Records to process:
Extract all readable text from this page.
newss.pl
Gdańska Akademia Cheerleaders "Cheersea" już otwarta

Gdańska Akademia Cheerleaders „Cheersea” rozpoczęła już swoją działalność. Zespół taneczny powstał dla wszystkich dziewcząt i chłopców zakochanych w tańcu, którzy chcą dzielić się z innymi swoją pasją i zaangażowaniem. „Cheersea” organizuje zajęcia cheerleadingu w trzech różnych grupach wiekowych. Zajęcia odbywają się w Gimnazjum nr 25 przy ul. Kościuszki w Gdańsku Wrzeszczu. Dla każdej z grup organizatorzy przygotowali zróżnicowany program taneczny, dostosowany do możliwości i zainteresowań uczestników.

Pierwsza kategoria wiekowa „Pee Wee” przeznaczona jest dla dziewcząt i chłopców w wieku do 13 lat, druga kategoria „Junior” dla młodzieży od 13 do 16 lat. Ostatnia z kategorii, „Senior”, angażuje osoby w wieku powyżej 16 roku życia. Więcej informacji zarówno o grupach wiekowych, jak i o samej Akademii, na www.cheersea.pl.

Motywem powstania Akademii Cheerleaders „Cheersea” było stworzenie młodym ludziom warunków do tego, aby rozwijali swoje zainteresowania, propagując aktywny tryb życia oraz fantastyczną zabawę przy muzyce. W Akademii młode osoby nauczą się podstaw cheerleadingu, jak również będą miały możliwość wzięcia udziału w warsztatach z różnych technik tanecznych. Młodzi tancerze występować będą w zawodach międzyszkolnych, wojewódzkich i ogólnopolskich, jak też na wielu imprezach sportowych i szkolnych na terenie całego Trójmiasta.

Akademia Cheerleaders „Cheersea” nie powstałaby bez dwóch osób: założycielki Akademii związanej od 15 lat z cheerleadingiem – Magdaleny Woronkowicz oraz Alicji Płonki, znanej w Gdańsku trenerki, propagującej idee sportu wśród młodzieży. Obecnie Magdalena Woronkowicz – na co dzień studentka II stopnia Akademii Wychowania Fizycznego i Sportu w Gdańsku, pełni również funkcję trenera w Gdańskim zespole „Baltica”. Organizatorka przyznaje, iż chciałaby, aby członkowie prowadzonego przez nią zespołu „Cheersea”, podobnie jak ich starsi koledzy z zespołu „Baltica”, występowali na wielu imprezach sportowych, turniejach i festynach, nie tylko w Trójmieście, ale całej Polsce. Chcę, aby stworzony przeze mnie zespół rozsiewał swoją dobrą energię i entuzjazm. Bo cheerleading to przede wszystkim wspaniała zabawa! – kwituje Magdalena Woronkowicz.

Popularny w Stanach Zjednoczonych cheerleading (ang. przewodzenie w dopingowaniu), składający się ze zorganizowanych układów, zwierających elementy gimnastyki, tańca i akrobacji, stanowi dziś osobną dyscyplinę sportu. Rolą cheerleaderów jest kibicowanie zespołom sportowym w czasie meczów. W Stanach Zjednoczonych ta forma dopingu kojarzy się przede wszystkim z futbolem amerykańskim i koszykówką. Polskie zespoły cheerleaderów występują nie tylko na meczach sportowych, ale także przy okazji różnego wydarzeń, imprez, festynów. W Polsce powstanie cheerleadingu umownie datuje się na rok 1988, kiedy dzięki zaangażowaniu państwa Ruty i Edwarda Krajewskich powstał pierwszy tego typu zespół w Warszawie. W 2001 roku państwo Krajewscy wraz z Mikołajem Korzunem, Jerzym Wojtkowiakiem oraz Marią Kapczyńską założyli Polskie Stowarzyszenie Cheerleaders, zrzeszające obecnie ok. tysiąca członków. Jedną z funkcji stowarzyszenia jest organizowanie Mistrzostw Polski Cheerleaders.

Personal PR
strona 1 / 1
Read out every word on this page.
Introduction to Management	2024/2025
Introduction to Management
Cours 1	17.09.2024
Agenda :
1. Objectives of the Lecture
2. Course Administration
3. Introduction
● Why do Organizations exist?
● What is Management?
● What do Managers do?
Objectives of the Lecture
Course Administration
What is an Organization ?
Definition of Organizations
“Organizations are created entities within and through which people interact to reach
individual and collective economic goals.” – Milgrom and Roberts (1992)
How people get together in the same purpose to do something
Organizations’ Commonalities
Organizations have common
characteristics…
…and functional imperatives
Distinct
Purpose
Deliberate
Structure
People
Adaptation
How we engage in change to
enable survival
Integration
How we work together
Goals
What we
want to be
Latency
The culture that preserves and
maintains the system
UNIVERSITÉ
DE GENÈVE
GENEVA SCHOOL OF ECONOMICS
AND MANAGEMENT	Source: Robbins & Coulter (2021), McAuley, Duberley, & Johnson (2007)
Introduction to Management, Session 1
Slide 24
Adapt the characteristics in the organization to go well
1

Set task:
Which lines above hold the word "Introduction"? Copy each of them.

Task answer:
Introduction to Management	2024/2025
Introduction to Management
3. Introduction
Introduction to Management, Session 1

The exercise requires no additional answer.